Directions for this task
Please write out the material that follows, exactly as it stands.

Entries
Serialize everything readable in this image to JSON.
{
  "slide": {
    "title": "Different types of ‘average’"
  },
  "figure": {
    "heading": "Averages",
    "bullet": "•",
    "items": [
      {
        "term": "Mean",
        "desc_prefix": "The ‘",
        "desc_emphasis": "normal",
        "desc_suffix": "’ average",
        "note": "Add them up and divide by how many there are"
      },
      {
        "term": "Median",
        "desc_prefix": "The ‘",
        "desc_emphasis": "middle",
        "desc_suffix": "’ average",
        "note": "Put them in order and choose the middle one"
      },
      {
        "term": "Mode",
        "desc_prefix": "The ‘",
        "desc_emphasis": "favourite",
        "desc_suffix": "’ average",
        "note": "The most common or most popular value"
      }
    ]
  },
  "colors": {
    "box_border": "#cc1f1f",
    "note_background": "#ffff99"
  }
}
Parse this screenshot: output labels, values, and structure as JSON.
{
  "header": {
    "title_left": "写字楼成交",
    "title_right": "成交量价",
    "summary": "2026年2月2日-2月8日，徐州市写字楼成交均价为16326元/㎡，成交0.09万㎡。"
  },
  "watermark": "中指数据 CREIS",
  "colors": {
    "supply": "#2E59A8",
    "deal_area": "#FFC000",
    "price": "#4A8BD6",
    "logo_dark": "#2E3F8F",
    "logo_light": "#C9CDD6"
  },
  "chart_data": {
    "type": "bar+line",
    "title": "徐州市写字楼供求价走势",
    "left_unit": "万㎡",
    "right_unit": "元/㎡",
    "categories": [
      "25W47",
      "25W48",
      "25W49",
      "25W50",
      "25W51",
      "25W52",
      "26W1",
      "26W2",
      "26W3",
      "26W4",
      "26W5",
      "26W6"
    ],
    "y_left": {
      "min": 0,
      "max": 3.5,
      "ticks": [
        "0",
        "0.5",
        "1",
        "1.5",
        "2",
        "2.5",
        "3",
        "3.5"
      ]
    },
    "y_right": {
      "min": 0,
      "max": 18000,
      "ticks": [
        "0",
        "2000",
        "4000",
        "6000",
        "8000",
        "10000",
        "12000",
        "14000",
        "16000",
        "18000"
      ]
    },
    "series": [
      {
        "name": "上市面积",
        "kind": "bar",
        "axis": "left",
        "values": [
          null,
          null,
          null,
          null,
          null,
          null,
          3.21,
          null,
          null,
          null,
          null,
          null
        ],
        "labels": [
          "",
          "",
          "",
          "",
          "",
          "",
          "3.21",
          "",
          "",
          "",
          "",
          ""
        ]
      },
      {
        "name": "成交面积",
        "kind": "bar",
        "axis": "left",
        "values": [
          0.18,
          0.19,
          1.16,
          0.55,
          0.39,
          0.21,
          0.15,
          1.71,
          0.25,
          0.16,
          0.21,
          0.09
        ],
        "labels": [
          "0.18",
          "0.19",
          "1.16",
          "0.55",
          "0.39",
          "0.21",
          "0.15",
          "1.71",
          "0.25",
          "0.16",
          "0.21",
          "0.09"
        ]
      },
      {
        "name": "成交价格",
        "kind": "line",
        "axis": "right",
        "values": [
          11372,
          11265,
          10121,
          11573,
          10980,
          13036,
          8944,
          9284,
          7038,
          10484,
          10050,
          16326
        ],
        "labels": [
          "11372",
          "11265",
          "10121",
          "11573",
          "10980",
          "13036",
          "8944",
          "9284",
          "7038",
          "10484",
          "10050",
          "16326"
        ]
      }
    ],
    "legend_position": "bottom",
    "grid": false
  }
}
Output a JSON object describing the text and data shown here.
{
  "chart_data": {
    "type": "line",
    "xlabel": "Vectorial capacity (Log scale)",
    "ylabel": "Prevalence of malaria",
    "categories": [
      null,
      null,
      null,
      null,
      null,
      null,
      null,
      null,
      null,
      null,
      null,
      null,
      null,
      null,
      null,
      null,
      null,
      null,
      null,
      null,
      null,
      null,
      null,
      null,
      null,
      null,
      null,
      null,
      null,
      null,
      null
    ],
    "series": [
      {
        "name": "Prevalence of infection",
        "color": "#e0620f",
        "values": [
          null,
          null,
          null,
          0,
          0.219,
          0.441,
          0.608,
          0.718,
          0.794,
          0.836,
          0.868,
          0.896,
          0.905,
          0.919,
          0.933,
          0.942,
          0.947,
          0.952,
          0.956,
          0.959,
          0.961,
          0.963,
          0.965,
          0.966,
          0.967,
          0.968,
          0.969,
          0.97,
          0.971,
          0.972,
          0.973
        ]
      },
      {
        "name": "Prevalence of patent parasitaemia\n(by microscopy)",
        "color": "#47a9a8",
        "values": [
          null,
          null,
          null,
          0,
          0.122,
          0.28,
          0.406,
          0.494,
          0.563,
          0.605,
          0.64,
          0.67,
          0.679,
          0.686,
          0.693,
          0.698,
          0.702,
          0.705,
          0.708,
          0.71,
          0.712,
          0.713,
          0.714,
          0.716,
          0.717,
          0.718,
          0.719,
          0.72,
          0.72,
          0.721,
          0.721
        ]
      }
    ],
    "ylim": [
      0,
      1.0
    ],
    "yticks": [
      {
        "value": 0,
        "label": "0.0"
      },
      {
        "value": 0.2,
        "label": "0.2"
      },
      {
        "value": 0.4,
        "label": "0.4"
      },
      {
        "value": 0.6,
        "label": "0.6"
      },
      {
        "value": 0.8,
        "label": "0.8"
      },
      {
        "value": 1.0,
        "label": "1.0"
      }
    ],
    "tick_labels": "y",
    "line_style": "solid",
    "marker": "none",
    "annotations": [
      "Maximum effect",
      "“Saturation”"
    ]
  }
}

Written response
Serialize everything readable in this image to JSON.
{
  "slide": {
    "title": "Different types of ‘average’"
  },
  "figure": {
    "heading": "Averages",
    "bullet": "•",
    "items": [
      {
        "term": "Mean",
        "desc_prefix": "The ‘",
        "desc_emphasis": "normal",
        "desc_suffix": "’ average",
        "note": "Add them up and divide by how many there are"
      },
      {
        "term": "Median",
        "desc_prefix": "The ‘",
        "desc_emphasis": "middle",
        "desc_suffix": "’ average",
        "note": "Put them in order and choose the middle one"
      },
      {
        "term": "Mode",
        "desc_prefix": "The ‘",
        "desc_emphasis": "favourite",
        "desc_suffix": "’ average",
        "note": "The most common or most popular value"
      }
    ]
  },
  "colors": {
    "box_border": "#cc1f1f",
    "note_background": "#ffff99"
  }
}
Parse this screenshot: output labels, values, and structure as JSON.
{
  "header": {
    "title_left": "写字楼成交",
    "title_right": "成交量价",
    "summary": "2026年2月2日-2月8日，徐州市写字楼成交均价为16326元/㎡，成交0.09万㎡。"
  },
  "watermark": "中指数据 CREIS",
  "colors": {
    "supply": "#2E59A8",
    "deal_area": "#FFC000",
    "price": "#4A8BD6",
    "logo_dark": "#2E3F8F",
    "logo_light": "#C9CDD6"
  },
  "chart_data": {
    "type": "bar+line",
    "title": "徐州市写字楼供求价走势",
    "left_unit": "万㎡",
    "right_unit": "元/㎡",
    "categories": [
      "25W47",
      "25W48",
      "25W49",
      "25W50",
      "25W51",
      "25W52",
      "26W1",
      "26W2",
      "26W3",
      "26W4",
      "26W5",
      "26W6"
    ],
    "y_left": {
      "min": 0,
      "max": 3.5,
      "ticks": [
        "0",
        "0.5",
        "1",
        "1.5",
        "2",
        "2.5",
        "3",
        "3.5"
      ]
    },
    "y_right": {
      "min": 0,
      "max": 18000,
      "ticks": [
        "0",
        "2000",
        "4000",
        "6000",
        "8000",
        "10000",
        "12000",
        "14000",
        "16000",
        "18000"
      ]
    },
    "series": [
      {
        "name": "上市面积",
        "kind": "bar",
        "axis": "left",
        "values": [
          null,
          null,
          null,
          null,
          null,
          null,
          3.21,
          null,
          null,
          null,
          null,
          null
        ],
        "labels": [
          "",
          "",
          "",
          "",
          "",
          "",
          "3.21",
          "",
          "",
          "",
          "",
          ""
        ]
      },
      {
        "name": "成交面积",
        "kind": "bar",
        "axis": "left",
        "values": [
          0.18,
          0.19,
          1.16,
          0.55,
          0.39,
          0.21,
          0.15,
          1.71,
          0.25,
          0.16,
          0.21,
          0.09
        ],
        "labels": [
          "0.18",
          "0.19",
          "1.16",
          "0.55",
          "0.39",
          "0.21",
          "0.15",
          "1.71",
          "0.25",
          "0.16",
          "0.21",
          "0.09"
        ]
      },
      {
        "name": "成交价格",
        "kind": "line",
        "axis": "right",
        "values": [
          11372,
          11265,
          10121,
          11573,
          10980,
          13036,
          8944,
          9284,
          7038,
          10484,
          10050,
          16326
        ],
        "labels": [
          "11372",
          "11265",
          "10121",
          "11573",
          "10980",
          "13036",
          "8944",
          "9284",
          "7038",
          "10484",
          "10050",
          "16326"
        ]
      }
    ],
    "legend_position": "bottom",
    "grid": false
  }
}
Output a JSON object describing the text and data shown here.
{
  "chart_data": {
    "type": "line",
    "xlabel": "Vectorial capacity (Log scale)",
    "ylabel": "Prevalence of malaria",
    "categories": [
      null,
      null,
      null,
      null,
      null,
      null,
      null,
      null,
      null,
      null,
      null,
      null,
      null,
      null,
      null,
      null,
      null,
      null,
      null,
      null,
      null,
      null,
      null,
      null,
      null,
      null,
      null,
      null,
      null,
      null,
      null
    ],
    "series": [
      {
        "name": "Prevalence of infection",
        "color": "#e0620f",
        "values": [
          null,
          null,
          null,
          0,
          0.219,
          0.441,
          0.608,
          0.718,
          0.794,
          0.836,
          0.868,
          0.896,
          0.905,
          0.919,
          0.933,
          0.942,
          0.947,
          0.952,
          0.956,
          0.959,
          0.961,
          0.963,
          0.965,
          0.966,
          0.967,
          0.968,
          0.969,
          0.97,
          0.971,
          0.972,
          0.973
        ]
      },
      {
        "name": "Prevalence of patent parasitaemia\n(by microscopy)",
        "color": "#47a9a8",
        "values": [
          null,
          null,
          null,
          0,
          0.122,
          0.28,
          0.406,
          0.494,
          0.563,
          0.605,
          0.64,
          0.67,
          0.679,
          0.686,
          0.693,
          0.698,
          0.702,
          0.705,
          0.708,
          0.71,
          0.712,
          0.713,
          0.714,
          0.716,
          0.717,
          0.718,
          0.719,
          0.72,
          0.72,
          0.721,
          0.721
        ]
      }
    ],
    "ylim": [
      0,
      1.0
    ],
    "yticks": [
      {
        "value": 0,
        "label": "0.0"
      },
      {
        "value": 0.2,
        "label": "0.2"
      },
      {
        "value": 0.4,
        "label": "0.4"
      },
      {
        "value": 0.6,
        "label": "0.6"
      },
      {
        "value": 0.8,
        "label": "0.8"
      },
      {
        "value": 1.0,
        "label": "1.0"
      }
    ],
    "tick_labels": "y",
    "line_style": "solid",
    "marker": "none",
    "annotations": [
      "Maximum effect",
      "“Saturation”"
    ]
  }
}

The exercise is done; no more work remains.